- WORK TO DO:
Reproduce every one of the rows below verbatim, omitting the pictures from your answer.

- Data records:
******************************
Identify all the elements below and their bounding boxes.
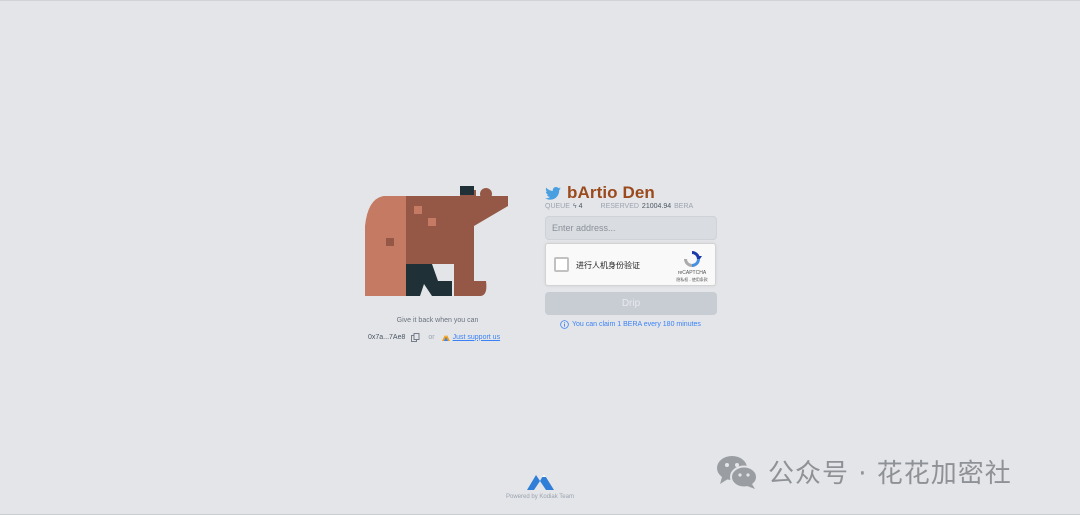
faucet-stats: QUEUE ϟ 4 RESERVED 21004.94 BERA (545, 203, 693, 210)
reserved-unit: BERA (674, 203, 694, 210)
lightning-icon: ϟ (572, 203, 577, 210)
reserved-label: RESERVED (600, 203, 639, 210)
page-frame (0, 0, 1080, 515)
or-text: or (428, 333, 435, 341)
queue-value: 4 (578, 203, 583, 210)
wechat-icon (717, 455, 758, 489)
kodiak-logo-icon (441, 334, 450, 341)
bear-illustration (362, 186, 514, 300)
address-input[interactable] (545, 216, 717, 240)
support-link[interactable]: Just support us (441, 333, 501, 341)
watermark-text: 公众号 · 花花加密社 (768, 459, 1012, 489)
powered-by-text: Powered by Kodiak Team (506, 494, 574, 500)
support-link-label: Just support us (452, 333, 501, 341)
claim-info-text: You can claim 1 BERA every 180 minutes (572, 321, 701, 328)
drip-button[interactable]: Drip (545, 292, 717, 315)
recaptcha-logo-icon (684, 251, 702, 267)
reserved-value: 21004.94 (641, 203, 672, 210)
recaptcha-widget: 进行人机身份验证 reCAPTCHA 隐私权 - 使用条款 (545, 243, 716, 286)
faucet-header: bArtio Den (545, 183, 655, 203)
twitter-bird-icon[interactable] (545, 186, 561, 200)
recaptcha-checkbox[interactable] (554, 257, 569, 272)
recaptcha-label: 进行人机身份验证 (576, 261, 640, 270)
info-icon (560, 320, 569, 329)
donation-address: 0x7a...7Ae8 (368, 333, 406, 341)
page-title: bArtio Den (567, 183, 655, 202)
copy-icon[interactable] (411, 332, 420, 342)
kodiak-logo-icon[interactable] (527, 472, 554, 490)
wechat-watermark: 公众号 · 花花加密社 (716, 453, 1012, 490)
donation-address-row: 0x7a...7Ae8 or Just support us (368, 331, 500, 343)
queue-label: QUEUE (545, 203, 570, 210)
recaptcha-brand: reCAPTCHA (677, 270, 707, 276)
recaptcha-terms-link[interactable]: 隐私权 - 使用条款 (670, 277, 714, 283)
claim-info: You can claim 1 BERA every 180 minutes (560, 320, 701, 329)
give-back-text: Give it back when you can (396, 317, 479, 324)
******************************
- RESPONSE FOR THIS EXERCISE:
Identify all the elements below and their bounding boxes.
faucet-stats: QUEUE ϟ 4 RESERVED 21004.94 BERA (545, 203, 693, 210)
reserved-unit: BERA (674, 203, 694, 210)
lightning-icon: ϟ (572, 203, 577, 210)
reserved-label: RESERVED (600, 203, 639, 210)
page-frame (0, 0, 1080, 515)
or-text: or (428, 333, 435, 341)
queue-value: 4 (578, 203, 583, 210)
wechat-icon (717, 455, 758, 489)
kodiak-logo-icon (441, 334, 450, 341)
bear-illustration (362, 186, 514, 300)
address-input[interactable] (545, 216, 717, 240)
support-link[interactable]: Just support us (441, 333, 501, 341)
watermark-text: 公众号 · 花花加密社 (768, 459, 1012, 489)
powered-by-text: Powered by Kodiak Team (506, 494, 574, 500)
support-link-label: Just support us (452, 333, 501, 341)
claim-info-text: You can claim 1 BERA every 180 minutes (572, 321, 701, 328)
drip-button[interactable]: Drip (545, 292, 717, 315)
recaptcha-logo-icon (684, 251, 702, 267)
reserved-value: 21004.94 (641, 203, 672, 210)
recaptcha-widget: 进行人机身份验证 reCAPTCHA 隐私权 - 使用条款 (545, 243, 716, 286)
faucet-header: bArtio Den (545, 183, 655, 203)
twitter-bird-icon[interactable] (545, 186, 561, 200)
recaptcha-checkbox[interactable] (554, 257, 569, 272)
recaptcha-label: 进行人机身份验证 (576, 261, 640, 270)
info-icon (560, 320, 569, 329)
donation-address: 0x7a...7Ae8 (368, 333, 406, 341)
page-title: bArtio Den (567, 183, 655, 202)
copy-icon[interactable] (411, 332, 420, 342)
kodiak-logo-icon[interactable] (527, 472, 554, 490)
wechat-watermark: 公众号 · 花花加密社 (716, 453, 1012, 490)
donation-address-row: 0x7a...7Ae8 or Just support us (368, 331, 500, 343)
queue-label: QUEUE (545, 203, 570, 210)
recaptcha-brand: reCAPTCHA (677, 270, 707, 276)
recaptcha-terms-link[interactable]: 隐私权 - 使用条款 (670, 277, 714, 283)
claim-info: You can claim 1 BERA every 180 minutes (560, 320, 701, 329)
give-back-text: Give it back when you can (396, 317, 479, 324)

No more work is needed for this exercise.